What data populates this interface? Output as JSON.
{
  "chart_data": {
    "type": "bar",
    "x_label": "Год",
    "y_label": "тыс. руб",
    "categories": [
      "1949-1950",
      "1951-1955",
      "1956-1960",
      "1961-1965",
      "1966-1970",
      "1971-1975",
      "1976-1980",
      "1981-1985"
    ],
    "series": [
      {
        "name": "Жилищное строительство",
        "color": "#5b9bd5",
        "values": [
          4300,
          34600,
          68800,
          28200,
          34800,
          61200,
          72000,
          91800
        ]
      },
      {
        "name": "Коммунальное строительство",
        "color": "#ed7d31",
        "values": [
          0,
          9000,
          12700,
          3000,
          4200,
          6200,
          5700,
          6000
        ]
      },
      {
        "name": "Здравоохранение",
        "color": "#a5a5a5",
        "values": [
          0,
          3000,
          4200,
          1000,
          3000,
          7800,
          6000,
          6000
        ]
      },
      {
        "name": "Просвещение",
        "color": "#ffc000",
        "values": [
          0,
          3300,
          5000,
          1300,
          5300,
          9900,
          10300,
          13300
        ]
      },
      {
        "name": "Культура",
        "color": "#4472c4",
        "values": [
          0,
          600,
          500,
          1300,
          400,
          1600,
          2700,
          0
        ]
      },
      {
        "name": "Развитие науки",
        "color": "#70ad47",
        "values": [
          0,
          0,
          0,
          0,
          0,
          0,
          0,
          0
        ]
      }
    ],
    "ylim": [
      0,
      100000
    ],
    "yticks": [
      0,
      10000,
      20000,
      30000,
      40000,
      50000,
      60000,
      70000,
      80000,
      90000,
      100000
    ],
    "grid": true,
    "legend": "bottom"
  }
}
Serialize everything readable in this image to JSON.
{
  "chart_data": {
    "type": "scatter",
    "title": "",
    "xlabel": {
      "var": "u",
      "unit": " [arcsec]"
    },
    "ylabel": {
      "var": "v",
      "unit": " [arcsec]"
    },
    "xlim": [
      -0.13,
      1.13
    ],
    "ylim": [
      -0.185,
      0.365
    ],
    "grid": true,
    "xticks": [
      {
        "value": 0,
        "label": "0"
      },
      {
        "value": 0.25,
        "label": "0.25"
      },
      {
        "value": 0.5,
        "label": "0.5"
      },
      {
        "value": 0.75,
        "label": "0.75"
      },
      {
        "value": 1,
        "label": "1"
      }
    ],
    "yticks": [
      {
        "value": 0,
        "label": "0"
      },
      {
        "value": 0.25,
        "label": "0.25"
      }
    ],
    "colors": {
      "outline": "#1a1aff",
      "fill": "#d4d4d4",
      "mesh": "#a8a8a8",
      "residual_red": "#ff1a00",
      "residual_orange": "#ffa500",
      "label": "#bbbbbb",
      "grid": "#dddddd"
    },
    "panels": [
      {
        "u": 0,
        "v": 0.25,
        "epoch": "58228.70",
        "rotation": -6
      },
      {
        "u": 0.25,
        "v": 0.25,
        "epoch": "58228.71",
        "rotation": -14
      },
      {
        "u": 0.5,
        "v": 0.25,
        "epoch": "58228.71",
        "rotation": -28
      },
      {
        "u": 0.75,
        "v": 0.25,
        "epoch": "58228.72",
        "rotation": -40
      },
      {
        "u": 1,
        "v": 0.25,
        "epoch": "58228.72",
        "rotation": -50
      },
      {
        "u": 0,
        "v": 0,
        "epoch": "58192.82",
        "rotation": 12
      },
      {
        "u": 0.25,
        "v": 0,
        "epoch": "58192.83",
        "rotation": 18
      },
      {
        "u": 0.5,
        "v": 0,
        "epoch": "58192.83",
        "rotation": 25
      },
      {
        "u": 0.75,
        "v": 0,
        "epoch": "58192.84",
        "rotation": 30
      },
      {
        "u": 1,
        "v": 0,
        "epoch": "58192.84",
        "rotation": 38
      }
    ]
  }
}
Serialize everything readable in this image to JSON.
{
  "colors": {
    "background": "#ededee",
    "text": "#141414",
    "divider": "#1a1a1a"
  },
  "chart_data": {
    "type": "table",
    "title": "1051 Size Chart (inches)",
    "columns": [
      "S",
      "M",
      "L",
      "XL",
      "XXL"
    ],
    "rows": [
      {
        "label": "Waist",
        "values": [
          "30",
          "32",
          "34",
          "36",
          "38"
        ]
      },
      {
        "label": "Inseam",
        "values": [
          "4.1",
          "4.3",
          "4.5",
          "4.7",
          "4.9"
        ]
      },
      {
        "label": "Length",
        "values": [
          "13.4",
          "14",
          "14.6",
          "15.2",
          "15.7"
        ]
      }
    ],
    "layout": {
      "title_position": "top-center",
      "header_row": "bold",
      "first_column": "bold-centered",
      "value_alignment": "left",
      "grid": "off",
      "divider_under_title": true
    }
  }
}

Prompt | Give all of the entries again, word for word.

Response to the exercise |
What data populates this interface? Output as JSON.
{
  "chart_data": {
    "type": "bar",
    "x_label": "Год",
    "y_label": "тыс. руб",
    "categories": [
      "1949-1950",
      "1951-1955",
      "1956-1960",
      "1961-1965",
      "1966-1970",
      "1971-1975",
      "1976-1980",
      "1981-1985"
    ],
    "series": [
      {
        "name": "Жилищное строительство",
        "color": "#5b9bd5",
        "values": [
          4300,
          34600,
          68800,
          28200,
          34800,
          61200,
          72000,
          91800
        ]
      },
      {
        "name": "Коммунальное строительство",
        "color": "#ed7d31",
        "values": [
          0,
          9000,
          12700,
          3000,
          4200,
          6200,
          5700,
          6000
        ]
      },
      {
        "name": "Здравоохранение",
        "color": "#a5a5a5",
        "values": [
          0,
          3000,
          4200,
          1000,
          3000,
          7800,
          6000,
          6000
        ]
      },
      {
        "name": "Просвещение",
        "color": "#ffc000",
        "values": [
          0,
          3300,
          5000,
          1300,
          5300,
          9900,
          10300,
          13300
        ]
      },
      {
        "name": "Культура",
        "color": "#4472c4",
        "values": [
          0,
          600,
          500,
          1300,
          400,
          1600,
          2700,
          0
        ]
      },
      {
        "name": "Развитие науки",
        "color": "#70ad47",
        "values": [
          0,
          0,
          0,
          0,
          0,
          0,
          0,
          0
        ]
      }
    ],
    "ylim": [
      0,
      100000
    ],
    "yticks": [
      0,
      10000,
      20000,
      30000,
      40000,
      50000,
      60000,
      70000,
      80000,
      90000,
      100000
    ],
    "grid": true,
    "legend": "bottom"
  }
}
Serialize everything readable in this image to JSON.
{
  "chart_data": {
    "type": "scatter",
    "title": "",
    "xlabel": {
      "var": "u",
      "unit": " [arcsec]"
    },
    "ylabel": {
      "var": "v",
      "unit": " [arcsec]"
    },
    "xlim": [
      -0.13,
      1.13
    ],
    "ylim": [
      -0.185,
      0.365
    ],
    "grid": true,
    "xticks": [
      {
        "value": 0,
        "label": "0"
      },
      {
        "value": 0.25,
        "label": "0.25"
      },
      {
        "value": 0.5,
        "label": "0.5"
      },
      {
        "value": 0.75,
        "label": "0.75"
      },
      {
        "value": 1,
        "label": "1"
      }
    ],
    "yticks": [
      {
        "value": 0,
        "label": "0"
      },
      {
        "value": 0.25,
        "label": "0.25"
      }
    ],
    "colors": {
      "outline": "#1a1aff",
      "fill": "#d4d4d4",
      "mesh": "#a8a8a8",
      "residual_red": "#ff1a00",
      "residual_orange": "#ffa500",
      "label": "#bbbbbb",
      "grid": "#dddddd"
    },
    "panels": [
      {
        "u": 0,
        "v": 0.25,
        "epoch": "58228.70",
        "rotation": -6
      },
      {
        "u": 0.25,
        "v": 0.25,
        "epoch": "58228.71",
        "rotation": -14
      },
      {
        "u": 0.5,
        "v": 0.25,
        "epoch": "58228.71",
        "rotation": -28
      },
      {
        "u": 0.75,
        "v": 0.25,
        "epoch": "58228.72",
        "rotation": -40
      },
      {
        "u": 1,
        "v": 0.25,
        "epoch": "58228.72",
        "rotation": -50
      },
      {
        "u": 0,
        "v": 0,
        "epoch": "58192.82",
        "rotation": 12
      },
      {
        "u": 0.25,
        "v": 0,
        "epoch": "58192.83",
        "rotation": 18
      },
      {
        "u": 0.5,
        "v": 0,
        "epoch": "58192.83",
        "rotation": 25
      },
      {
        "u": 0.75,
        "v": 0,
        "epoch": "58192.84",
        "rotation": 30
      },
      {
        "u": 1,
        "v": 0,
        "epoch": "58192.84",
        "rotation": 38
      }
    ]
  }
}
Serialize everything readable in this image to JSON.
{
  "colors": {
    "background": "#ededee",
    "text": "#141414",
    "divider": "#1a1a1a"
  },
  "chart_data": {
    "type": "table",
    "title": "1051 Size Chart (inches)",
    "columns": [
      "S",
      "M",
      "L",
      "XL",
      "XXL"
    ],
    "rows": [
      {
        "label": "Waist",
        "values": [
          "30",
          "32",
          "34",
          "36",
          "38"
        ]
      },
      {
        "label": "Inseam",
        "values": [
          "4.1",
          "4.3",
          "4.5",
          "4.7",
          "4.9"
        ]
      },
      {
        "label": "Length",
        "values": [
          "13.4",
          "14",
          "14.6",
          "15.2",
          "15.7"
        ]
      }
    ],
    "layout": {
      "title_position": "top-center",
      "header_row": "bold",
      "first_column": "bold-centered",
      "value_alignment": "left",
      "grid": "off",
      "divider_under_title": true
    }
  }
}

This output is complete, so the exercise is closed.